## Problem requirements
The entries that follow should be written out exactly.

[Dataset items]
========
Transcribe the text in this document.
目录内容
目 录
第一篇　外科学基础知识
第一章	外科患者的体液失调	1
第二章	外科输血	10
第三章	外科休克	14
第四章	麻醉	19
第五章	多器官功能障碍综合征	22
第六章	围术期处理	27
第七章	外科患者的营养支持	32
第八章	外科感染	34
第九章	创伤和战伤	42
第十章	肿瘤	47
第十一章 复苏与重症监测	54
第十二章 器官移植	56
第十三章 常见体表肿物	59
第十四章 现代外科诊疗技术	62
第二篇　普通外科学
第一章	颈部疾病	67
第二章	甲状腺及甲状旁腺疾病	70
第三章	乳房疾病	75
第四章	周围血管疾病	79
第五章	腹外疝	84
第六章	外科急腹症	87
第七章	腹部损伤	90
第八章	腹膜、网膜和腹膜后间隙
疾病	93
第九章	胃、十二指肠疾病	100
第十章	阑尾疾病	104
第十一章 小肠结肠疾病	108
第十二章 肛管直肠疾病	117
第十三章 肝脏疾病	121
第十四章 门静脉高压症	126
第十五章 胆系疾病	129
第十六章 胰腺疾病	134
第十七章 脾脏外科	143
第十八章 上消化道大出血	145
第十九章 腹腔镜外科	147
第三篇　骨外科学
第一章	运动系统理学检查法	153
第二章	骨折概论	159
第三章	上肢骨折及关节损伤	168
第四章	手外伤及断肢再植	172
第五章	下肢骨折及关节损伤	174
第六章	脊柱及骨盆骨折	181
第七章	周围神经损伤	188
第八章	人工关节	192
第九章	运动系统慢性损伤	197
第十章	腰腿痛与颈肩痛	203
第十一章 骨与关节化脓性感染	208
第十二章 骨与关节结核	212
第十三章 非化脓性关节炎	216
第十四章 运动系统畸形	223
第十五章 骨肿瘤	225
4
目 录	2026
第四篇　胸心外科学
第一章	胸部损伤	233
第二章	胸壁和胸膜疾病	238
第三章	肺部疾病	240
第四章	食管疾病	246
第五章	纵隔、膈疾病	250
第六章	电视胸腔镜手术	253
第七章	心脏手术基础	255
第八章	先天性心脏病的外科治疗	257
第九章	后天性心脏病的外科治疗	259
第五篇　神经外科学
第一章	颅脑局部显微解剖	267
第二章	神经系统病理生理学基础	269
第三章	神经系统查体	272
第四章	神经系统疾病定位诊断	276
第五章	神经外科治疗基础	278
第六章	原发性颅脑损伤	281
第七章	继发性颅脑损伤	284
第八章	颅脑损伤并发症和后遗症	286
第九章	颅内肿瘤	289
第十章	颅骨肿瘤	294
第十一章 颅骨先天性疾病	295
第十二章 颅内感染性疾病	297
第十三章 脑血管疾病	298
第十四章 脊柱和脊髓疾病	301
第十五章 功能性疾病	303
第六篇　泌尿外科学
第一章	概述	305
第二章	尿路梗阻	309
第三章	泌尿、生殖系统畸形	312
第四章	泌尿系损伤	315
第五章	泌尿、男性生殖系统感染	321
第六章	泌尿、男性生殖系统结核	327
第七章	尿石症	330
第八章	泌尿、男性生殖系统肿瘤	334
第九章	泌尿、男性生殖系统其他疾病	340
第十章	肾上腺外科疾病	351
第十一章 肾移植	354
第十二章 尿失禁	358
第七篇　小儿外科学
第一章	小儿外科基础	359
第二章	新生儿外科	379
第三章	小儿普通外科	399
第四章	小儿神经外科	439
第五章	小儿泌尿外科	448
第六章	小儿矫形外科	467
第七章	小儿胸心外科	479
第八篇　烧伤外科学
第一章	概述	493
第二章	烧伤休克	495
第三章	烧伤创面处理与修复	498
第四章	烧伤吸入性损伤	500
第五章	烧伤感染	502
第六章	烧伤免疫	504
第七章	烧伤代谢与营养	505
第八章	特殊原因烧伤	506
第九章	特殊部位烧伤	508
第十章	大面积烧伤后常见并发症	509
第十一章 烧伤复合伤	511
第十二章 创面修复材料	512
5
========
## Response to this task
Transcribe the text in this document.
目录内容
目 录
第一篇　外科学基础知识
第一章	外科患者的体液失调	1
第二章	外科输血	10
第三章	外科休克	14
第四章	麻醉	19
第五章	多器官功能障碍综合征	22
第六章	围术期处理	27
第七章	外科患者的营养支持	32
第八章	外科感染	34
第九章	创伤和战伤	42
第十章	肿瘤	47
第十一章 复苏与重症监测	54
第十二章 器官移植	56
第十三章 常见体表肿物	59
第十四章 现代外科诊疗技术	62
第二篇　普通外科学
第一章	颈部疾病	67
第二章	甲状腺及甲状旁腺疾病	70
第三章	乳房疾病	75
第四章	周围血管疾病	79
第五章	腹外疝	84
第六章	外科急腹症	87
第七章	腹部损伤	90
第八章	腹膜、网膜和腹膜后间隙
疾病	93
第九章	胃、十二指肠疾病	100
第十章	阑尾疾病	104
第十一章 小肠结肠疾病	108
第十二章 肛管直肠疾病	117
第十三章 肝脏疾病	121
第十四章 门静脉高压症	126
第十五章 胆系疾病	129
第十六章 胰腺疾病	134
第十七章 脾脏外科	143
第十八章 上消化道大出血	145
第十九章 腹腔镜外科	147
第三篇　骨外科学
第一章	运动系统理学检查法	153
第二章	骨折概论	159
第三章	上肢骨折及关节损伤	168
第四章	手外伤及断肢再植	172
第五章	下肢骨折及关节损伤	174
第六章	脊柱及骨盆骨折	181
第七章	周围神经损伤	188
第八章	人工关节	192
第九章	运动系统慢性损伤	197
第十章	腰腿痛与颈肩痛	203
第十一章 骨与关节化脓性感染	208
第十二章 骨与关节结核	212
第十三章 非化脓性关节炎	216
第十四章 运动系统畸形	223
第十五章 骨肿瘤	225
4
目 录	2026
第四篇　胸心外科学
第一章	胸部损伤	233
第二章	胸壁和胸膜疾病	238
第三章	肺部疾病	240
第四章	食管疾病	246
第五章	纵隔、膈疾病	250
第六章	电视胸腔镜手术	253
第七章	心脏手术基础	255
第八章	先天性心脏病的外科治疗	257
第九章	后天性心脏病的外科治疗	259
第五篇　神经外科学
第一章	颅脑局部显微解剖	267
第二章	神经系统病理生理学基础	269
第三章	神经系统查体	272
第四章	神经系统疾病定位诊断	276
第五章	神经外科治疗基础	278
第六章	原发性颅脑损伤	281
第七章	继发性颅脑损伤	284
第八章	颅脑损伤并发症和后遗症	286
第九章	颅内肿瘤	289
第十章	颅骨肿瘤	294
第十一章 颅骨先天性疾病	295
第十二章 颅内感染性疾病	297
第十三章 脑血管疾病	298
第十四章 脊柱和脊髓疾病	301
第十五章 功能性疾病	303
第六篇　泌尿外科学
第一章	概述	305
第二章	尿路梗阻	309
第三章	泌尿、生殖系统畸形	312
第四章	泌尿系损伤	315
第五章	泌尿、男性生殖系统感染	321
第六章	泌尿、男性生殖系统结核	327
第七章	尿石症	330
第八章	泌尿、男性生殖系统肿瘤	334
第九章	泌尿、男性生殖系统其他疾病	340
第十章	肾上腺外科疾病	351
第十一章 肾移植	354
第十二章 尿失禁	358
第七篇　小儿外科学
第一章	小儿外科基础	359
第二章	新生儿外科	379
第三章	小儿普通外科	399
第四章	小儿神经外科	439
第五章	小儿泌尿外科	448
第六章	小儿矫形外科	467
第七章	小儿胸心外科	479
第八篇　烧伤外科学
第一章	概述	493
第二章	烧伤休克	495
第三章	烧伤创面处理与修复	498
第四章	烧伤吸入性损伤	500
第五章	烧伤感染	502
第六章	烧伤免疫	504
第七章	烧伤代谢与营养	505
第八章	特殊原因烧伤	506
第九章	特殊部位烧伤	508
第十章	大面积烧伤后常见并发症	509
第十一章 烧伤复合伤	511
第十二章 创面修复材料	512
5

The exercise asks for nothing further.